2020年3月15日 『人間の権威と神の権威』(マルコ15章1-15節) | 説教      

2020年3月15日 『人間の権威と神の権威』(マルコ15章1-15節)

 15章の1節には「夜が明けるとすぐに、祭司長たちは、長老たちや律法学者たちと最高法院全体で協議を行ってから、イエスを縛って連れ出し、ピラトに引き渡した。」と書かれています。エルサレムでは朝5時ごろに夜が明けますが、非常に朝早い時間にユダヤ教の指導者たちや国会議員たちが集まりました。ユダヤの律法では、正式の裁判は明るい時間に行わなければならないという決まりがあったので、彼らは形だけでも法律に従ってことを行おうとしていたからです。この時の裁判の様子はここには記されていませんが、ルカの福音書の22章に詳しく記されています。ユダヤ教指導者たちがイエスを死刑にする理由は、主イエスが神の子であると言ったということです。ユダヤ人にとって、神ではない人間が自分は神だと言うことは神への冒涜であり、死刑に値する罪でした。

============================================================

■ 課題一覧 ■
a - マルコ15章の説教から、「2020年3月15日 『人間の権威と神の権威』(マルコ15章1-15節) |」で始まって「あり、死刑に値する罪でした。」に至るまでの部分を、一字も変えずに引用しなさい。
b - マルコ15章の説教の続きを、示されている最後の文の後から書きなさい。

データセットの項目:
============================================================

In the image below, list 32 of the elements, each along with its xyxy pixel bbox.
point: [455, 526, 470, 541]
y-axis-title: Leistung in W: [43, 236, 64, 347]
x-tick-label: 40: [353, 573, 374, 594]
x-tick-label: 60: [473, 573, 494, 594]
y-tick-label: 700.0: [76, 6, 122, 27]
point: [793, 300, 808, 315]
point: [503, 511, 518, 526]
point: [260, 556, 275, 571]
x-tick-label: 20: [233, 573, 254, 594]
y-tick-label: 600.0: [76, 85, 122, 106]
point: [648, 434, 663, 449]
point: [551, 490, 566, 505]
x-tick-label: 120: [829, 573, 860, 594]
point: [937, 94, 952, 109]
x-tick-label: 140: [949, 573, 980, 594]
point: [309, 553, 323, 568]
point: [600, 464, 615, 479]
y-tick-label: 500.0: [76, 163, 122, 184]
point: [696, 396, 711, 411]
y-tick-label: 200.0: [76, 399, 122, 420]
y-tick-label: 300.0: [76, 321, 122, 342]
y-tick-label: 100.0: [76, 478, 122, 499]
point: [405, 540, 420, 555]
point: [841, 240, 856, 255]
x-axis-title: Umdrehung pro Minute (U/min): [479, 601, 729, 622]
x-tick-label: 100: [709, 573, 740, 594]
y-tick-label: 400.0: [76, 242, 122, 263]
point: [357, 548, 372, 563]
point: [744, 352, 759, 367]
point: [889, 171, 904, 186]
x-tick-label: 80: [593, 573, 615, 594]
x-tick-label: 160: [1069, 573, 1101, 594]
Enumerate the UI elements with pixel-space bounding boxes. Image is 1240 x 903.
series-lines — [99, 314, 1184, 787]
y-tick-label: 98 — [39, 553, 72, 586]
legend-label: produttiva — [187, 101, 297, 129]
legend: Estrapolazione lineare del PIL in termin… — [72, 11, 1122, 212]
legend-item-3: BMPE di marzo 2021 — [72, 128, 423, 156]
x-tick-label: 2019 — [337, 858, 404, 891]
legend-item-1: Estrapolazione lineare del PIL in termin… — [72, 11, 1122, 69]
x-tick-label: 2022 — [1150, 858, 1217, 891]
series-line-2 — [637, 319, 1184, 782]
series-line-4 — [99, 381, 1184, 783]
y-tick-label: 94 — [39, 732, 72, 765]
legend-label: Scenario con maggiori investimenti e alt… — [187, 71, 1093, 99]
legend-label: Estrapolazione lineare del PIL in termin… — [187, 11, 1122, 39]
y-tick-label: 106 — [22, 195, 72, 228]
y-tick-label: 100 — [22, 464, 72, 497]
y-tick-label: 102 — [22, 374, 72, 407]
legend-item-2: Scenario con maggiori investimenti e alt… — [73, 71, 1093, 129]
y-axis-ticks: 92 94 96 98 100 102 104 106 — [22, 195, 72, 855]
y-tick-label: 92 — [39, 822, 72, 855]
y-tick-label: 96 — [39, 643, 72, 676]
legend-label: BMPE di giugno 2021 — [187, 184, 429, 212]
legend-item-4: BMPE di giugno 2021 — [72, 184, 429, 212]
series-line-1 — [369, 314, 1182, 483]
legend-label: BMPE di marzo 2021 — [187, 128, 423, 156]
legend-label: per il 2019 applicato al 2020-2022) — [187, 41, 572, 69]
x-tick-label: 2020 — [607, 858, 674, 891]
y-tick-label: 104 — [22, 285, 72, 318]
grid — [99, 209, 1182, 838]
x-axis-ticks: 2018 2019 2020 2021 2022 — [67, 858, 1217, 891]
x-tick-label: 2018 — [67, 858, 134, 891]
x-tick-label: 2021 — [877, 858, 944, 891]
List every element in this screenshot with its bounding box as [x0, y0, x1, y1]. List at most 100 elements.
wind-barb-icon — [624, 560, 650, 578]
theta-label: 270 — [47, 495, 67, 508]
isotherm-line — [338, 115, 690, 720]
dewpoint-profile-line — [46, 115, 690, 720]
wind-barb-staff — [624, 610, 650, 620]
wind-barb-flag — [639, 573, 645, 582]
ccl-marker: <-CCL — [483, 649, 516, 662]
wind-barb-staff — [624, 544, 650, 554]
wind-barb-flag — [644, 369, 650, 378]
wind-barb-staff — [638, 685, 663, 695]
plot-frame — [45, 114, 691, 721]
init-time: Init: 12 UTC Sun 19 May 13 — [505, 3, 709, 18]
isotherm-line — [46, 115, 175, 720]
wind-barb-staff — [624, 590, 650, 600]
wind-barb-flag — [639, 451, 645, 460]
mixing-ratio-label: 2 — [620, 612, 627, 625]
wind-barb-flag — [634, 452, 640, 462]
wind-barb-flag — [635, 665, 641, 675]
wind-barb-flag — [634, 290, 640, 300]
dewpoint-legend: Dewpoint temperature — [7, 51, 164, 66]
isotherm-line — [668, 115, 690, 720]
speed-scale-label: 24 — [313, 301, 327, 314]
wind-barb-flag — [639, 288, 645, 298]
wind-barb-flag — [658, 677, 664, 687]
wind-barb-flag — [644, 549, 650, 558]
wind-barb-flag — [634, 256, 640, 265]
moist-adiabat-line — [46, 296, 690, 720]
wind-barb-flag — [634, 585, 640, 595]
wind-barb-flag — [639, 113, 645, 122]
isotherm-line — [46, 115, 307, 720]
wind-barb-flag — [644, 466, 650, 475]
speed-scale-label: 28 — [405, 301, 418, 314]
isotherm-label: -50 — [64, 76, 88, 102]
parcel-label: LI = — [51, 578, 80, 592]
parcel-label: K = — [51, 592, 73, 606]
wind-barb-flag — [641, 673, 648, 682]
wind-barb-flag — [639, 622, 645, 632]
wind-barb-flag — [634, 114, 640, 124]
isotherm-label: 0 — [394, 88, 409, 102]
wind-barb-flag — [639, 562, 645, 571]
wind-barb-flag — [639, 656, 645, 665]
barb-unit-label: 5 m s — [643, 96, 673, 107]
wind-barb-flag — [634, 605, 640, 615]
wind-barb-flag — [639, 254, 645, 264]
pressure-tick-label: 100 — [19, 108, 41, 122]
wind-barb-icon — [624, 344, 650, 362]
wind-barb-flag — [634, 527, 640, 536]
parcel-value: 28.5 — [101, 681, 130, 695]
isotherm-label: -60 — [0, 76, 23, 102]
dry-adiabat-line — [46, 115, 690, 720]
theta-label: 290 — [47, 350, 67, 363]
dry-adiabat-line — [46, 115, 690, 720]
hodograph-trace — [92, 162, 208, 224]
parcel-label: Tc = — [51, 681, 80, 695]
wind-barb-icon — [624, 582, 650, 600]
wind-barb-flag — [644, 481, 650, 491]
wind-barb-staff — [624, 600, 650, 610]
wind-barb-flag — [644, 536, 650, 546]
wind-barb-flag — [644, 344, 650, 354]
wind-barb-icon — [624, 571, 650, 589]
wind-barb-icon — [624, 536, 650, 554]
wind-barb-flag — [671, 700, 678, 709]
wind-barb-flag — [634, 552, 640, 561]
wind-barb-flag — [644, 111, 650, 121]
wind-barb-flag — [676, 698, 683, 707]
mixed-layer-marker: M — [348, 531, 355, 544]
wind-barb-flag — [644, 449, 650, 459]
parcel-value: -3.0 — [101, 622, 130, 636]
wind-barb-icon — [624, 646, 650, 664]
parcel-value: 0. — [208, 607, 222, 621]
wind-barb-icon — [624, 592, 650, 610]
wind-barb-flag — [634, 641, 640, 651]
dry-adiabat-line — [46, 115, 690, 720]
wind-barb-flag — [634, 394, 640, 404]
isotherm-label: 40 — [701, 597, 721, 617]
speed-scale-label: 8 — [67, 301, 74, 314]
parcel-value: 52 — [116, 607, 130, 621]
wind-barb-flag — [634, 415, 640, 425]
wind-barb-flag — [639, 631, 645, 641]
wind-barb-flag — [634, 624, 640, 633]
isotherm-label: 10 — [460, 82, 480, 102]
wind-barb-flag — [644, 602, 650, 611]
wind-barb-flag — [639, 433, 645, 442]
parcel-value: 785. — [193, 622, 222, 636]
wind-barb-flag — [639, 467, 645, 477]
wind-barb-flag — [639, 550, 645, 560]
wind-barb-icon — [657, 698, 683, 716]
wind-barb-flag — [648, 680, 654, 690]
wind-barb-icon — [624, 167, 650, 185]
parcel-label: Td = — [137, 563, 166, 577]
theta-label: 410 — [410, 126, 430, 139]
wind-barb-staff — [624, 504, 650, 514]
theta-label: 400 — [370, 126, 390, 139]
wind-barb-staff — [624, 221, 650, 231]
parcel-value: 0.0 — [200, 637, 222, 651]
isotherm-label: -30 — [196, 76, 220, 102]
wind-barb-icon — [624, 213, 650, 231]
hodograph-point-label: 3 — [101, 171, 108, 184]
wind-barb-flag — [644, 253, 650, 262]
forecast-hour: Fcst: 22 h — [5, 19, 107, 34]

============================================================

■ 解答 ■
a -
2020年3月15日 『人間の権威と神の権威』(マルコ15章1-15節) | 説教      

2020年3月15日 『人間の権威と神の権威』(マルコ15章1-15節)

 15章の1節には「夜が明けるとすぐに、祭司長たちは、長老たちや律法学者たちと最高法院全体で協議を行ってから、イエスを縛って連れ出し、ピラトに引き渡した。」と書かれています。エルサレムでは朝5時ごろに夜が明けますが、非常に朝早い時間にユダヤ教の指導者たちや国会議員たちが集まりました。ユダヤの律法では、正式の裁判は明るい時間に行わなければならないという決まりがあったので、彼らは形だけでも法律に従ってことを行おうとしていたからです。この時の裁判の様子はここには記されていませんが、ルカの福音書の22章に詳しく記されています。ユダヤ教指導者たちがイエスを死刑にする理由は、主イエスが神の子であると言ったということです。ユダヤ人にとって、神ではない人間が自分は神だと言うことは神への冒涜であり、死刑に値する罪でした。

b -
 では、なぜ、彼らはこれほどにイエスを死刑にしようと必死になっていたのでしょうか。一つには、イエスの教えや奇跡の働きによって、多くの人がイエスについていくようになっていたからです。ユダヤ教指導者たちは、自分たちの影響力が失われていることに危機感を感じていました。第二に、主イエスが彼らの偽善を見抜いて厳しく非難していたからです。彼らは旧約聖書の教えを自分たちの都合の良いように解釈して、人々には大きな負担を負わせながら、自分たちの権力や財産を増やしていました。主イエスが十字架にかかるためにエルサレムに入られた次の日、主は神殿で行われていた商売人を追い払いましたが、このことも彼らを激怒させました。彼らは、イエスから自分たちの偽善を指摘された時に、悔い改めることをせず、いっそう心を頑なにして、イエスを殺すことだけを考えるようになったのです。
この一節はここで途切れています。